* _What you need to do_
Leave out the pictures and transcribe everything else exactly.

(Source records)
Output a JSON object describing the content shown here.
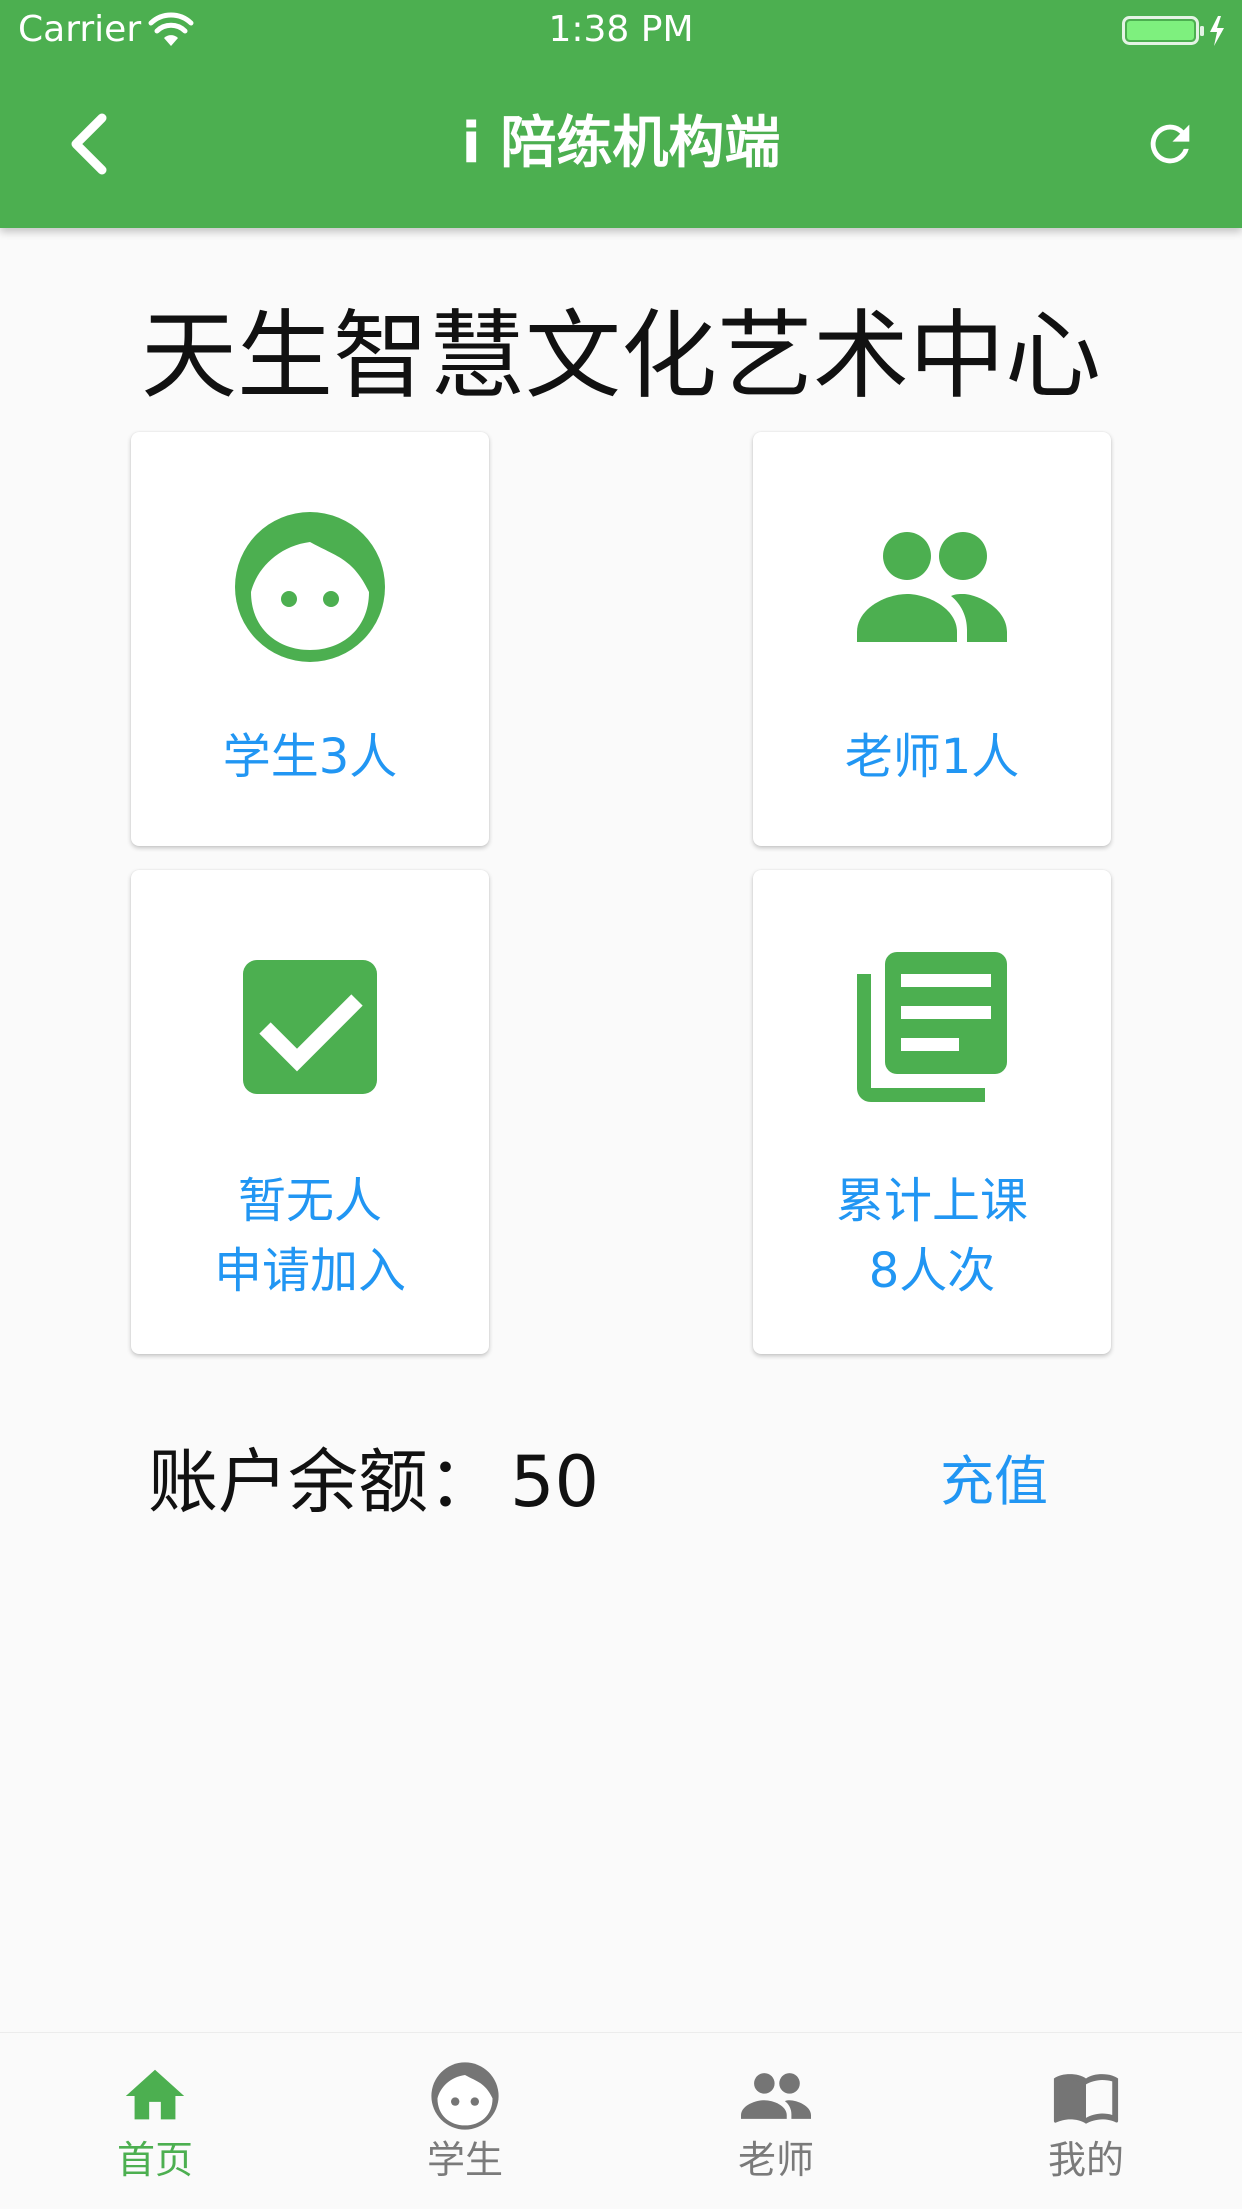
{
  "status_bar": {
    "carrier": "Carrier",
    "time": "1:38 PM"
  },
  "header": {
    "title": "i 陪练机构端",
    "back_icon": "chevron-left-icon",
    "refresh_icon": "refresh-icon"
  },
  "organization": {
    "name": "天生智慧文化艺术中心"
  },
  "cards": [
    {
      "icon": "student-face-icon",
      "lines": [
        "学生3人"
      ]
    },
    {
      "icon": "people-icon",
      "lines": [
        "老师1人"
      ]
    },
    {
      "icon": "checkbox-icon",
      "lines": [
        "暂无人",
        "申请加入"
      ]
    },
    {
      "icon": "library-books-icon",
      "lines": [
        "累计上课",
        "8人次"
      ]
    }
  ],
  "balance": {
    "label": "账户余额：",
    "value": "50",
    "recharge_label": "充值"
  },
  "tab_bar": {
    "items": [
      {
        "label": "首页",
        "icon": "home-icon",
        "active": true
      },
      {
        "label": "学生",
        "icon": "face-icon",
        "active": false
      },
      {
        "label": "老师",
        "icon": "people-icon",
        "active": false
      },
      {
        "label": "我的",
        "icon": "book-icon",
        "active": false
      }
    ]
  },
  "colors": {
    "primary": "#4caf50",
    "accent_text": "#2196f3",
    "inactive_tab": "#7a7a7a",
    "background": "#fafafa"
  }
}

* _Exercise answer_
Output a JSON object describing the content shown here.
{
  "status_bar": {
    "carrier": "Carrier",
    "time": "1:38 PM"
  },
  "header": {
    "title": "i 陪练机构端",
    "back_icon": "chevron-left-icon",
    "refresh_icon": "refresh-icon"
  },
  "organization": {
    "name": "天生智慧文化艺术中心"
  },
  "cards": [
    {
      "icon": "student-face-icon",
      "lines": [
        "学生3人"
      ]
    },
    {
      "icon": "people-icon",
      "lines": [
        "老师1人"
      ]
    },
    {
      "icon": "checkbox-icon",
      "lines": [
        "暂无人",
        "申请加入"
      ]
    },
    {
      "icon": "library-books-icon",
      "lines": [
        "累计上课",
        "8人次"
      ]
    }
  ],
  "balance": {
    "label": "账户余额：",
    "value": "50",
    "recharge_label": "充值"
  },
  "tab_bar": {
    "items": [
      {
        "label": "首页",
        "icon": "home-icon",
        "active": true
      },
      {
        "label": "学生",
        "icon": "face-icon",
        "active": false
      },
      {
        "label": "老师",
        "icon": "people-icon",
        "active": false
      },
      {
        "label": "我的",
        "icon": "book-icon",
        "active": false
      }
    ]
  },
  "colors": {
    "primary": "#4caf50",
    "accent_text": "#2196f3",
    "inactive_tab": "#7a7a7a",
    "background": "#fafafa"
  }
}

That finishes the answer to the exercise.